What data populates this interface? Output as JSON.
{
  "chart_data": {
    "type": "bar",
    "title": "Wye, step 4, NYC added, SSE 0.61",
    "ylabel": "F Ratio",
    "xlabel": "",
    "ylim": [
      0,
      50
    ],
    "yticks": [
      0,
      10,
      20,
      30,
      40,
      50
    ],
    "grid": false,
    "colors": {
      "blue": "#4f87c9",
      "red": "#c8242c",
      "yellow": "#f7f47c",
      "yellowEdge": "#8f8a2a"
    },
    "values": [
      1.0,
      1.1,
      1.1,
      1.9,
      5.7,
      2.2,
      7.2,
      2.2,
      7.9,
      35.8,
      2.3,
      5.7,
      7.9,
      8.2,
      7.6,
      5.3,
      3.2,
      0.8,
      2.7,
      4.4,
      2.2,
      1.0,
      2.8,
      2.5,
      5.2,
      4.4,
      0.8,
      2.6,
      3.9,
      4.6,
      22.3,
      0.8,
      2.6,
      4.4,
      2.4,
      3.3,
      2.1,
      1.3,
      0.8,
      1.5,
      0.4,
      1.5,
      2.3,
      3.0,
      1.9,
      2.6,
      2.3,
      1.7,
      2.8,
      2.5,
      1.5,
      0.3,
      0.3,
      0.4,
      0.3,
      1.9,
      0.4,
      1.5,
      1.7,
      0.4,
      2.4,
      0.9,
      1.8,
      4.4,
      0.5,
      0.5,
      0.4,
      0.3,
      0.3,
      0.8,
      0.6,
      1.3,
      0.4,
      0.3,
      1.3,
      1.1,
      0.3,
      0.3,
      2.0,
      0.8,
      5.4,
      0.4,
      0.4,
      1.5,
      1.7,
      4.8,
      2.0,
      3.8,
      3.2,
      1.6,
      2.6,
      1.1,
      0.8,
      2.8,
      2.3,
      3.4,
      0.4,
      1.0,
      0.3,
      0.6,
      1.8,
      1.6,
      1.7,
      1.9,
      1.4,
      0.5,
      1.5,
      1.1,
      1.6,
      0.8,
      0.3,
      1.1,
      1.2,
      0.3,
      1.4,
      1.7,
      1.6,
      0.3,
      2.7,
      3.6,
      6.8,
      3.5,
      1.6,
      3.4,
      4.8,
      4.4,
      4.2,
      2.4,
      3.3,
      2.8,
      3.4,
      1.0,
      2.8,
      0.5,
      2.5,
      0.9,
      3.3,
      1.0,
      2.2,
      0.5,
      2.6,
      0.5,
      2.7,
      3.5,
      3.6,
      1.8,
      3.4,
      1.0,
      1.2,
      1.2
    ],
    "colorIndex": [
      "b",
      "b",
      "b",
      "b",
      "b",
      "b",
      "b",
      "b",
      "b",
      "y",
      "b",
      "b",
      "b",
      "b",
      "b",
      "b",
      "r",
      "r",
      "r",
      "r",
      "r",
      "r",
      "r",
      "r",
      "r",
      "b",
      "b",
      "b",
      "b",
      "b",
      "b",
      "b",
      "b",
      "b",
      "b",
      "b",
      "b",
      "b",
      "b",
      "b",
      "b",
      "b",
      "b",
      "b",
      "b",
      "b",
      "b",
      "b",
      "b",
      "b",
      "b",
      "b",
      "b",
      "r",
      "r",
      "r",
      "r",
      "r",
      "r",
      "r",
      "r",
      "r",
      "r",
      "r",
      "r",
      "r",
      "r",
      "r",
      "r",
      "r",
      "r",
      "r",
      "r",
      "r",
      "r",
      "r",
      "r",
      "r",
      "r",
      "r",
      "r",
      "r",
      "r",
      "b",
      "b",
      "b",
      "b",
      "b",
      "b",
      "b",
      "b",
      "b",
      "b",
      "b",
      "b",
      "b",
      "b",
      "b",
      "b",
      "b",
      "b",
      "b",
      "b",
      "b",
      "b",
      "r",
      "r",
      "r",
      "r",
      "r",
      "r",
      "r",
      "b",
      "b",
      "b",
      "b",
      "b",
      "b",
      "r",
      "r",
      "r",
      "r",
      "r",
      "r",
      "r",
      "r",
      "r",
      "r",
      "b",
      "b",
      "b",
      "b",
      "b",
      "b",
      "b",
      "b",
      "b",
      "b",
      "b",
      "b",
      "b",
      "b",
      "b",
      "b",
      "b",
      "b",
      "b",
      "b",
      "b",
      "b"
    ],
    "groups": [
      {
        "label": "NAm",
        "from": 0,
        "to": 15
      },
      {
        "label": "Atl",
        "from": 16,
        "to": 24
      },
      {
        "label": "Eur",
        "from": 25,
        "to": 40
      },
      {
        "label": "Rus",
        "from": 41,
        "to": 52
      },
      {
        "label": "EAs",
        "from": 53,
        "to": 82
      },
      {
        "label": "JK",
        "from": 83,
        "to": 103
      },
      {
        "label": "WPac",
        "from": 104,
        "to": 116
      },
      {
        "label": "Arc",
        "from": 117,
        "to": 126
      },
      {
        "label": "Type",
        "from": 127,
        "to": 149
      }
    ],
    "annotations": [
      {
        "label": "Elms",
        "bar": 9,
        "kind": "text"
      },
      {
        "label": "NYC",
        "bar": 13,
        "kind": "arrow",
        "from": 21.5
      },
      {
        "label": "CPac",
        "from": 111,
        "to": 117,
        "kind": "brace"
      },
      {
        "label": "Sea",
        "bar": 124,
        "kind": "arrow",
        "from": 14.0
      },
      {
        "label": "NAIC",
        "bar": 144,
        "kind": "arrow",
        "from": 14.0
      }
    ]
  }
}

+++

▶ _Request_
Here, the records must be output exactly and in full.

▶ _Complete output_
What data populates this interface? Output as JSON.
{
  "chart_data": {
    "type": "bar",
    "title": "Wye, step 4, NYC added, SSE 0.61",
    "ylabel": "F Ratio",
    "xlabel": "",
    "ylim": [
      0,
      50
    ],
    "yticks": [
      0,
      10,
      20,
      30,
      40,
      50
    ],
    "grid": false,
    "colors": {
      "blue": "#4f87c9",
      "red": "#c8242c",
      "yellow": "#f7f47c",
      "yellowEdge": "#8f8a2a"
    },
    "values": [
      1.0,
      1.1,
      1.1,
      1.9,
      5.7,
      2.2,
      7.2,
      2.2,
      7.9,
      35.8,
      2.3,
      5.7,
      7.9,
      8.2,
      7.6,
      5.3,
      3.2,
      0.8,
      2.7,
      4.4,
      2.2,
      1.0,
      2.8,
      2.5,
      5.2,
      4.4,
      0.8,
      2.6,
      3.9,
      4.6,
      22.3,
      0.8,
      2.6,
      4.4,
      2.4,
      3.3,
      2.1,
      1.3,
      0.8,
      1.5,
      0.4,
      1.5,
      2.3,
      3.0,
      1.9,
      2.6,
      2.3,
      1.7,
      2.8,
      2.5,
      1.5,
      0.3,
      0.3,
      0.4,
      0.3,
      1.9,
      0.4,
      1.5,
      1.7,
      0.4,
      2.4,
      0.9,
      1.8,
      4.4,
      0.5,
      0.5,
      0.4,
      0.3,
      0.3,
      0.8,
      0.6,
      1.3,
      0.4,
      0.3,
      1.3,
      1.1,
      0.3,
      0.3,
      2.0,
      0.8,
      5.4,
      0.4,
      0.4,
      1.5,
      1.7,
      4.8,
      2.0,
      3.8,
      3.2,
      1.6,
      2.6,
      1.1,
      0.8,
      2.8,
      2.3,
      3.4,
      0.4,
      1.0,
      0.3,
      0.6,
      1.8,
      1.6,
      1.7,
      1.9,
      1.4,
      0.5,
      1.5,
      1.1,
      1.6,
      0.8,
      0.3,
      1.1,
      1.2,
      0.3,
      1.4,
      1.7,
      1.6,
      0.3,
      2.7,
      3.6,
      6.8,
      3.5,
      1.6,
      3.4,
      4.8,
      4.4,
      4.2,
      2.4,
      3.3,
      2.8,
      3.4,
      1.0,
      2.8,
      0.5,
      2.5,
      0.9,
      3.3,
      1.0,
      2.2,
      0.5,
      2.6,
      0.5,
      2.7,
      3.5,
      3.6,
      1.8,
      3.4,
      1.0,
      1.2,
      1.2
    ],
    "colorIndex": [
      "b",
      "b",
      "b",
      "b",
      "b",
      "b",
      "b",
      "b",
      "b",
      "y",
      "b",
      "b",
      "b",
      "b",
      "b",
      "b",
      "r",
      "r",
      "r",
      "r",
      "r",
      "r",
      "r",
      "r",
      "r",
      "b",
      "b",
      "b",
      "b",
      "b",
      "b",
      "b",
      "b",
      "b",
      "b",
      "b",
      "b",
      "b",
      "b",
      "b",
      "b",
      "b",
      "b",
      "b",
      "b",
      "b",
      "b",
      "b",
      "b",
      "b",
      "b",
      "b",
      "b",
      "r",
      "r",
      "r",
      "r",
      "r",
      "r",
      "r",
      "r",
      "r",
      "r",
      "r",
      "r",
      "r",
      "r",
      "r",
      "r",
      "r",
      "r",
      "r",
      "r",
      "r",
      "r",
      "r",
      "r",
      "r",
      "r",
      "r",
      "r",
      "r",
      "r",
      "b",
      "b",
      "b",
      "b",
      "b",
      "b",
      "b",
      "b",
      "b",
      "b",
      "b",
      "b",
      "b",
      "b",
      "b",
      "b",
      "b",
      "b",
      "b",
      "b",
      "b",
      "b",
      "r",
      "r",
      "r",
      "r",
      "r",
      "r",
      "r",
      "b",
      "b",
      "b",
      "b",
      "b",
      "b",
      "r",
      "r",
      "r",
      "r",
      "r",
      "r",
      "r",
      "r",
      "r",
      "r",
      "b",
      "b",
      "b",
      "b",
      "b",
      "b",
      "b",
      "b",
      "b",
      "b",
      "b",
      "b",
      "b",
      "b",
      "b",
      "b",
      "b",
      "b",
      "b",
      "b",
      "b",
      "b"
    ],
    "groups": [
      {
        "label": "NAm",
        "from": 0,
        "to": 15
      },
      {
        "label": "Atl",
        "from": 16,
        "to": 24
      },
      {
        "label": "Eur",
        "from": 25,
        "to": 40
      },
      {
        "label": "Rus",
        "from": 41,
        "to": 52
      },
      {
        "label": "EAs",
        "from": 53,
        "to": 82
      },
      {
        "label": "JK",
        "from": 83,
        "to": 103
      },
      {
        "label": "WPac",
        "from": 104,
        "to": 116
      },
      {
        "label": "Arc",
        "from": 117,
        "to": 126
      },
      {
        "label": "Type",
        "from": 127,
        "to": 149
      }
    ],
    "annotations": [
      {
        "label": "Elms",
        "bar": 9,
        "kind": "text"
      },
      {
        "label": "NYC",
        "bar": 13,
        "kind": "arrow",
        "from": 21.5
      },
      {
        "label": "CPac",
        "from": 111,
        "to": 117,
        "kind": "brace"
      },
      {
        "label": "Sea",
        "bar": 124,
        "kind": "arrow",
        "from": 14.0
      },
      {
        "label": "NAIC",
        "bar": 144,
        "kind": "arrow",
        "from": 14.0
      }
    ]
  }
}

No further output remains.